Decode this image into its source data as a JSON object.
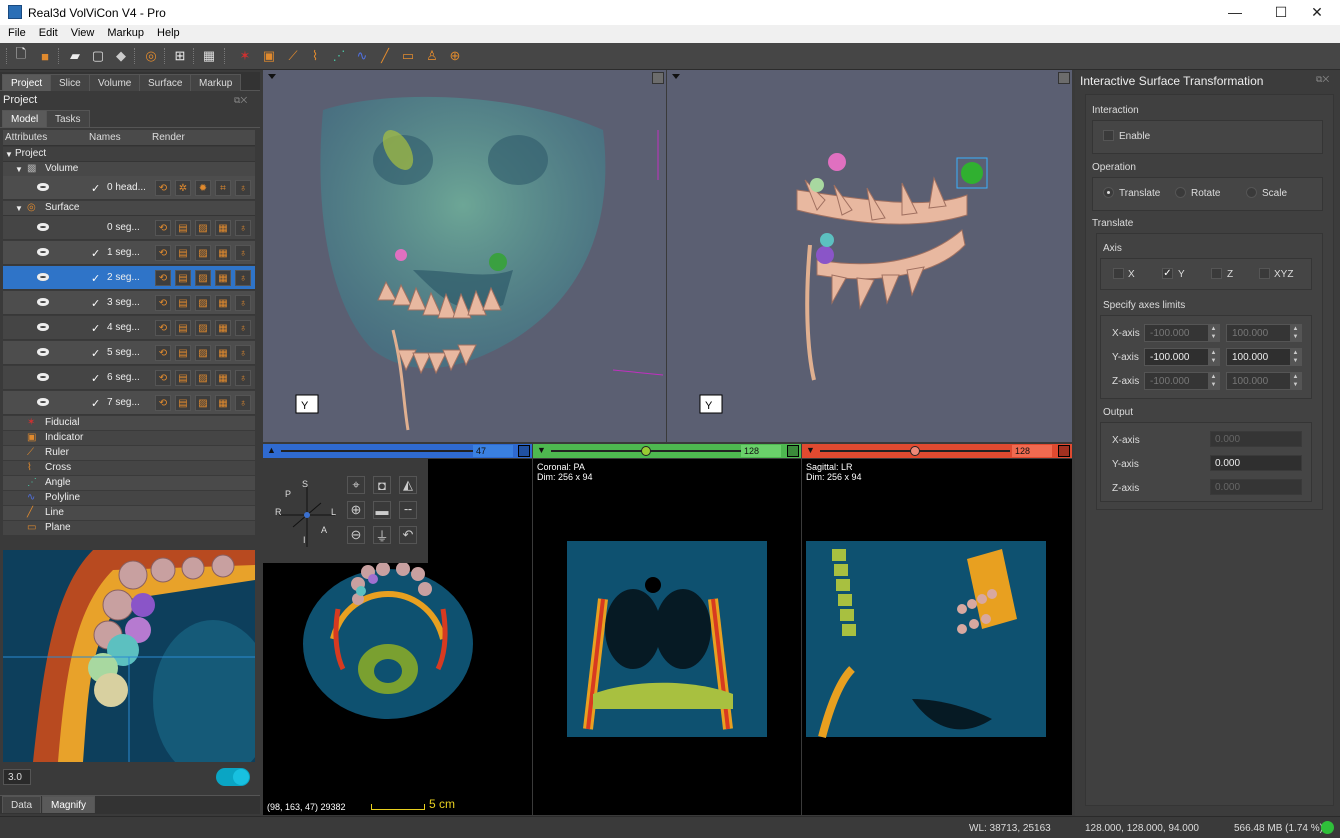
{
  "window": {
    "title": "Real3d VolViCon V4 - Pro",
    "min": "—",
    "max": "☐",
    "close": "✕"
  },
  "menu": [
    "File",
    "Edit",
    "View",
    "Markup",
    "Help"
  ],
  "left": {
    "tabs": [
      "Project",
      "Slice",
      "Volume",
      "Surface",
      "Markup"
    ],
    "panel_title": "Project",
    "subtabs": [
      "Model",
      "Tasks"
    ],
    "headers": [
      "Attributes",
      "Names",
      "Render"
    ],
    "root": "Project",
    "volume_group": "Volume",
    "volume_item": "0 head...",
    "surface_group": "Surface",
    "surfaces": [
      "0 seg...",
      "1 seg...",
      "2 seg...",
      "3 seg...",
      "4 seg...",
      "5 seg...",
      "6 seg...",
      "7 seg..."
    ],
    "markups": [
      "Fiducial",
      "Indicator",
      "Ruler",
      "Cross",
      "Angle",
      "Polyline",
      "Line",
      "Plane"
    ],
    "magnify_value": "3.0",
    "bottom_tabs": [
      "Data",
      "Magnify"
    ]
  },
  "views": {
    "axial_value": "47",
    "coronal_value": "128",
    "sagittal_value": "128",
    "coronal_label": "Coronal: PA",
    "coronal_dim": "Dim: 256 x 94",
    "sagittal_label": "Sagittal: LR",
    "sagittal_dim": "Dim: 256 x 94",
    "axial_coords": "(98, 163, 47) 29382",
    "scale_label": "5 cm",
    "orient": {
      "S": "S",
      "P": "P",
      "R": "R",
      "L": "L",
      "A": "A",
      "I": "I"
    }
  },
  "right": {
    "title": "Interactive Surface Transformation",
    "interaction": "Interaction",
    "enable": "Enable",
    "operation": "Operation",
    "translate": "Translate",
    "rotate": "Rotate",
    "scale": "Scale",
    "translate_section": "Translate",
    "axis": "Axis",
    "axes": [
      "X",
      "Y",
      "Z",
      "XYZ"
    ],
    "limits_title": "Specify axes limits",
    "limits": [
      {
        "label": "X-axis",
        "min": "-100.000",
        "max": "100.000"
      },
      {
        "label": "Y-axis",
        "min": "-100.000",
        "max": "100.000"
      },
      {
        "label": "Z-axis",
        "min": "-100.000",
        "max": "100.000"
      }
    ],
    "output": "Output",
    "outputs": [
      {
        "label": "X-axis",
        "value": "0.000"
      },
      {
        "label": "Y-axis",
        "value": "0.000"
      },
      {
        "label": "Z-axis",
        "value": "0.000"
      }
    ]
  },
  "status": {
    "wl": "WL: 38713, 25163",
    "pos": "128.000, 128.000, 94.000",
    "mem": "566.48 MB (1.74 %)"
  }
}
******************************
Problem:
Show the lines of the records that include the string "limits".

Finished task:
    "limits_title": "Specify axes limits",
    "limits": [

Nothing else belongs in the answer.